**GIVEN TASK**
Reproduce all entries word for word.
# INFORMATION PROVIDED start
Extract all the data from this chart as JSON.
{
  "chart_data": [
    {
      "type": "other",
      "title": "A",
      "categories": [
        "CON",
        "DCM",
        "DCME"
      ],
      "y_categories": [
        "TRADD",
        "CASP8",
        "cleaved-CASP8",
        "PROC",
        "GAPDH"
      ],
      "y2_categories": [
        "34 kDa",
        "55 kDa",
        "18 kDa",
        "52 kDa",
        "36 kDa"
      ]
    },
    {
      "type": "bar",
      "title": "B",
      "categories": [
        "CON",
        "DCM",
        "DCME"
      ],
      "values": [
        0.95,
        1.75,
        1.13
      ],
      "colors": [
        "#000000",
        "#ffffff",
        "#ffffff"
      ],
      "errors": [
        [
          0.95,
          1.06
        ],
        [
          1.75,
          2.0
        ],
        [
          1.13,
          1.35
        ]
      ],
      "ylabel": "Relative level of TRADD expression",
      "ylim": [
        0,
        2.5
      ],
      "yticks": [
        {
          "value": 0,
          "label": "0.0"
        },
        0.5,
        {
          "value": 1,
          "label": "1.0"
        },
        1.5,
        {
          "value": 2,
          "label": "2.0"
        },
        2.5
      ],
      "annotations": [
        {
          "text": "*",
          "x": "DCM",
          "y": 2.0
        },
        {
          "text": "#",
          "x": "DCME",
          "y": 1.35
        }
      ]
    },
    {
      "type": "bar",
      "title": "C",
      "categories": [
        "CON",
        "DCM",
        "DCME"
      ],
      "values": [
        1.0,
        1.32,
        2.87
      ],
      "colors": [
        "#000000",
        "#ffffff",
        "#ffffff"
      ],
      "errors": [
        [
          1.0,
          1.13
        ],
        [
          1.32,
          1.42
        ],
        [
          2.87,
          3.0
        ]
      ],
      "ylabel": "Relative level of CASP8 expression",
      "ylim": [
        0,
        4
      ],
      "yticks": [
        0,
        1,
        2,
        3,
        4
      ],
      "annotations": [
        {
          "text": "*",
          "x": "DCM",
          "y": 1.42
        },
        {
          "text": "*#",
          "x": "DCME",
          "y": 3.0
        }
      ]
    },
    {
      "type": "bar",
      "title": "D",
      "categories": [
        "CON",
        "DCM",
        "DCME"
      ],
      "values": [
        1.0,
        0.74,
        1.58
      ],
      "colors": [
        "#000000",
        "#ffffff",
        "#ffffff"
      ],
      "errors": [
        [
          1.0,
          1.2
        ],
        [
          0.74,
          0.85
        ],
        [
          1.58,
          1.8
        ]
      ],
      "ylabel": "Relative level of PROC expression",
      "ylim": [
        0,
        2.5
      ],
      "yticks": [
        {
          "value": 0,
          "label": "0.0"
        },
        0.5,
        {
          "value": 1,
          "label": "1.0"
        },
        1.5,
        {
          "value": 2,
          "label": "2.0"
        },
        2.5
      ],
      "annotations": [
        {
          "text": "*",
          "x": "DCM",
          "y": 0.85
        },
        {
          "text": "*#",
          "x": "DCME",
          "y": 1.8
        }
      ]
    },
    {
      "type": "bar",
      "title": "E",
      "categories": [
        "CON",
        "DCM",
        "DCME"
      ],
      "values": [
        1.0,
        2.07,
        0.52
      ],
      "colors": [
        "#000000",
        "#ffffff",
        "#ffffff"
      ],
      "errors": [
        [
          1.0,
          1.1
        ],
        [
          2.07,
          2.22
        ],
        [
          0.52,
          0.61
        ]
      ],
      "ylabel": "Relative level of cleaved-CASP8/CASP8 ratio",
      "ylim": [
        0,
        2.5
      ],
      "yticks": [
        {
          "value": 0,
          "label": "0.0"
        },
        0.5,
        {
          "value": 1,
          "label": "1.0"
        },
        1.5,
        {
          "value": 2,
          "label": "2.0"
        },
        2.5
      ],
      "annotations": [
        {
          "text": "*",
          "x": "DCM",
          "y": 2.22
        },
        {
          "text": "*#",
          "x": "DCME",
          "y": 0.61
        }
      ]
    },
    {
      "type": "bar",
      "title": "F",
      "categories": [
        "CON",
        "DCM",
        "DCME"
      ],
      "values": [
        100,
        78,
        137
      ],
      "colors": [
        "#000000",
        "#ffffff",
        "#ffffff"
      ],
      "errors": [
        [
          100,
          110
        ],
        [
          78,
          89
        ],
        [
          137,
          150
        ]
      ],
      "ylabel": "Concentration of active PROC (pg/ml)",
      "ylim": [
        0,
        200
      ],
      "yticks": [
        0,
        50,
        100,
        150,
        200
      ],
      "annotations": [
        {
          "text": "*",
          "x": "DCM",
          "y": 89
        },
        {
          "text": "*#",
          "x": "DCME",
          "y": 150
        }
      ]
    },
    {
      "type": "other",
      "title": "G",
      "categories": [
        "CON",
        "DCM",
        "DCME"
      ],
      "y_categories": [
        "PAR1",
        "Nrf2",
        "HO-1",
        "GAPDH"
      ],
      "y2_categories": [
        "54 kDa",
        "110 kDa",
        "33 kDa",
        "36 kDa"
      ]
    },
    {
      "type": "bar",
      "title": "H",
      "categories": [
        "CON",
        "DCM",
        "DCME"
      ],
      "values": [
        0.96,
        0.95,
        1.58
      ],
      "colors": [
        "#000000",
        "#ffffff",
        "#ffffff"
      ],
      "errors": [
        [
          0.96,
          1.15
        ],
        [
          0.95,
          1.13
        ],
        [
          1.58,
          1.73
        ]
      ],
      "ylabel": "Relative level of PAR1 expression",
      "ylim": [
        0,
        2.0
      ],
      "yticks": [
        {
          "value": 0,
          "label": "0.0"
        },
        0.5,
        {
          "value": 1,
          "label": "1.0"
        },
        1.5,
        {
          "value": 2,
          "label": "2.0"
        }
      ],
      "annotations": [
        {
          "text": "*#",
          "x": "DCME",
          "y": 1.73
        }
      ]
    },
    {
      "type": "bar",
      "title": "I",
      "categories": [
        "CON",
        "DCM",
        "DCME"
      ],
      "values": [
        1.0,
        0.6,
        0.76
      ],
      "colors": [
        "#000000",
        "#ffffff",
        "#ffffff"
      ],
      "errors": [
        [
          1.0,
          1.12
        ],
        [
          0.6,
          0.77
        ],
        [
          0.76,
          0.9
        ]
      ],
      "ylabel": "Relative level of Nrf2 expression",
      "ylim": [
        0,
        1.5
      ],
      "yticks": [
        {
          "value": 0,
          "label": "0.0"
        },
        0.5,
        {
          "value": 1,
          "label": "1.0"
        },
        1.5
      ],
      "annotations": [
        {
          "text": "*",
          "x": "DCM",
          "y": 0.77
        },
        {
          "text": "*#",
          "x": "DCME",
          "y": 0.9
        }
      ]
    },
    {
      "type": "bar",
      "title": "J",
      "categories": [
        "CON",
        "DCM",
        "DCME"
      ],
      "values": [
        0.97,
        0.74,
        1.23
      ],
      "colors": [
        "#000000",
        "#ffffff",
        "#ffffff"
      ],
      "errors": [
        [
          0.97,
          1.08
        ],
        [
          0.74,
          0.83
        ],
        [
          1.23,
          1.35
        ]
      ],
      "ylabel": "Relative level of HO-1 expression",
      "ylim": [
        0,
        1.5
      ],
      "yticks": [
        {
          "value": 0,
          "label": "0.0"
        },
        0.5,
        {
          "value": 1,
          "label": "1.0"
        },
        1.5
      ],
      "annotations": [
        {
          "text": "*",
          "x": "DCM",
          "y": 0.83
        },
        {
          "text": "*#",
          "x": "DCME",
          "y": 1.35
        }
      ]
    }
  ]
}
# INFORMATION PROVIDED end
**COMPLETED EXERCISE**
Extract all the data from this chart as JSON.
{
  "chart_data": [
    {
      "type": "other",
      "title": "A",
      "categories": [
        "CON",
        "DCM",
        "DCME"
      ],
      "y_categories": [
        "TRADD",
        "CASP8",
        "cleaved-CASP8",
        "PROC",
        "GAPDH"
      ],
      "y2_categories": [
        "34 kDa",
        "55 kDa",
        "18 kDa",
        "52 kDa",
        "36 kDa"
      ]
    },
    {
      "type": "bar",
      "title": "B",
      "categories": [
        "CON",
        "DCM",
        "DCME"
      ],
      "values": [
        0.95,
        1.75,
        1.13
      ],
      "colors": [
        "#000000",
        "#ffffff",
        "#ffffff"
      ],
      "errors": [
        [
          0.95,
          1.06
        ],
        [
          1.75,
          2.0
        ],
        [
          1.13,
          1.35
        ]
      ],
      "ylabel": "Relative level of TRADD expression",
      "ylim": [
        0,
        2.5
      ],
      "yticks": [
        {
          "value": 0,
          "label": "0.0"
        },
        0.5,
        {
          "value": 1,
          "label": "1.0"
        },
        1.5,
        {
          "value": 2,
          "label": "2.0"
        },
        2.5
      ],
      "annotations": [
        {
          "text": "*",
          "x": "DCM",
          "y": 2.0
        },
        {
          "text": "#",
          "x": "DCME",
          "y": 1.35
        }
      ]
    },
    {
      "type": "bar",
      "title": "C",
      "categories": [
        "CON",
        "DCM",
        "DCME"
      ],
      "values": [
        1.0,
        1.32,
        2.87
      ],
      "colors": [
        "#000000",
        "#ffffff",
        "#ffffff"
      ],
      "errors": [
        [
          1.0,
          1.13
        ],
        [
          1.32,
          1.42
        ],
        [
          2.87,
          3.0
        ]
      ],
      "ylabel": "Relative level of CASP8 expression",
      "ylim": [
        0,
        4
      ],
      "yticks": [
        0,
        1,
        2,
        3,
        4
      ],
      "annotations": [
        {
          "text": "*",
          "x": "DCM",
          "y": 1.42
        },
        {
          "text": "*#",
          "x": "DCME",
          "y": 3.0
        }
      ]
    },
    {
      "type": "bar",
      "title": "D",
      "categories": [
        "CON",
        "DCM",
        "DCME"
      ],
      "values": [
        1.0,
        0.74,
        1.58
      ],
      "colors": [
        "#000000",
        "#ffffff",
        "#ffffff"
      ],
      "errors": [
        [
          1.0,
          1.2
        ],
        [
          0.74,
          0.85
        ],
        [
          1.58,
          1.8
        ]
      ],
      "ylabel": "Relative level of PROC expression",
      "ylim": [
        0,
        2.5
      ],
      "yticks": [
        {
          "value": 0,
          "label": "0.0"
        },
        0.5,
        {
          "value": 1,
          "label": "1.0"
        },
        1.5,
        {
          "value": 2,
          "label": "2.0"
        },
        2.5
      ],
      "annotations": [
        {
          "text": "*",
          "x": "DCM",
          "y": 0.85
        },
        {
          "text": "*#",
          "x": "DCME",
          "y": 1.8
        }
      ]
    },
    {
      "type": "bar",
      "title": "E",
      "categories": [
        "CON",
        "DCM",
        "DCME"
      ],
      "values": [
        1.0,
        2.07,
        0.52
      ],
      "colors": [
        "#000000",
        "#ffffff",
        "#ffffff"
      ],
      "errors": [
        [
          1.0,
          1.1
        ],
        [
          2.07,
          2.22
        ],
        [
          0.52,
          0.61
        ]
      ],
      "ylabel": "Relative level of cleaved-CASP8/CASP8 ratio",
      "ylim": [
        0,
        2.5
      ],
      "yticks": [
        {
          "value": 0,
          "label": "0.0"
        },
        0.5,
        {
          "value": 1,
          "label": "1.0"
        },
        1.5,
        {
          "value": 2,
          "label": "2.0"
        },
        2.5
      ],
      "annotations": [
        {
          "text": "*",
          "x": "DCM",
          "y": 2.22
        },
        {
          "text": "*#",
          "x": "DCME",
          "y": 0.61
        }
      ]
    },
    {
      "type": "bar",
      "title": "F",
      "categories": [
        "CON",
        "DCM",
        "DCME"
      ],
      "values": [
        100,
        78,
        137
      ],
      "colors": [
        "#000000",
        "#ffffff",
        "#ffffff"
      ],
      "errors": [
        [
          100,
          110
        ],
        [
          78,
          89
        ],
        [
          137,
          150
        ]
      ],
      "ylabel": "Concentration of active PROC (pg/ml)",
      "ylim": [
        0,
        200
      ],
      "yticks": [
        0,
        50,
        100,
        150,
        200
      ],
      "annotations": [
        {
          "text": "*",
          "x": "DCM",
          "y": 89
        },
        {
          "text": "*#",
          "x": "DCME",
          "y": 150
        }
      ]
    },
    {
      "type": "other",
      "title": "G",
      "categories": [
        "CON",
        "DCM",
        "DCME"
      ],
      "y_categories": [
        "PAR1",
        "Nrf2",
        "HO-1",
        "GAPDH"
      ],
      "y2_categories": [
        "54 kDa",
        "110 kDa",
        "33 kDa",
        "36 kDa"
      ]
    },
    {
      "type": "bar",
      "title": "H",
      "categories": [
        "CON",
        "DCM",
        "DCME"
      ],
      "values": [
        0.96,
        0.95,
        1.58
      ],
      "colors": [
        "#000000",
        "#ffffff",
        "#ffffff"
      ],
      "errors": [
        [
          0.96,
          1.15
        ],
        [
          0.95,
          1.13
        ],
        [
          1.58,
          1.73
        ]
      ],
      "ylabel": "Relative level of PAR1 expression",
      "ylim": [
        0,
        2.0
      ],
      "yticks": [
        {
          "value": 0,
          "label": "0.0"
        },
        0.5,
        {
          "value": 1,
          "label": "1.0"
        },
        1.5,
        {
          "value": 2,
          "label": "2.0"
        }
      ],
      "annotations": [
        {
          "text": "*#",
          "x": "DCME",
          "y": 1.73
        }
      ]
    },
    {
      "type": "bar",
      "title": "I",
      "categories": [
        "CON",
        "DCM",
        "DCME"
      ],
      "values": [
        1.0,
        0.6,
        0.76
      ],
      "colors": [
        "#000000",
        "#ffffff",
        "#ffffff"
      ],
      "errors": [
        [
          1.0,
          1.12
        ],
        [
          0.6,
          0.77
        ],
        [
          0.76,
          0.9
        ]
      ],
      "ylabel": "Relative level of Nrf2 expression",
      "ylim": [
        0,
        1.5
      ],
      "yticks": [
        {
          "value": 0,
          "label": "0.0"
        },
        0.5,
        {
          "value": 1,
          "label": "1.0"
        },
        1.5
      ],
      "annotations": [
        {
          "text": "*",
          "x": "DCM",
          "y": 0.77
        },
        {
          "text": "*#",
          "x": "DCME",
          "y": 0.9
        }
      ]
    },
    {
      "type": "bar",
      "title": "J",
      "categories": [
        "CON",
        "DCM",
        "DCME"
      ],
      "values": [
        0.97,
        0.74,
        1.23
      ],
      "colors": [
        "#000000",
        "#ffffff",
        "#ffffff"
      ],
      "errors": [
        [
          0.97,
          1.08
        ],
        [
          0.74,
          0.83
        ],
        [
          1.23,
          1.35
        ]
      ],
      "ylabel": "Relative level of HO-1 expression",
      "ylim": [
        0,
        1.5
      ],
      "yticks": [
        {
          "value": 0,
          "label": "0.0"
        },
        0.5,
        {
          "value": 1,
          "label": "1.0"
        },
        1.5
      ],
      "annotations": [
        {
          "text": "*",
          "x": "DCM",
          "y": 0.83
        },
        {
          "text": "*#",
          "x": "DCME",
          "y": 1.35
        }
      ]
    }
  ]
}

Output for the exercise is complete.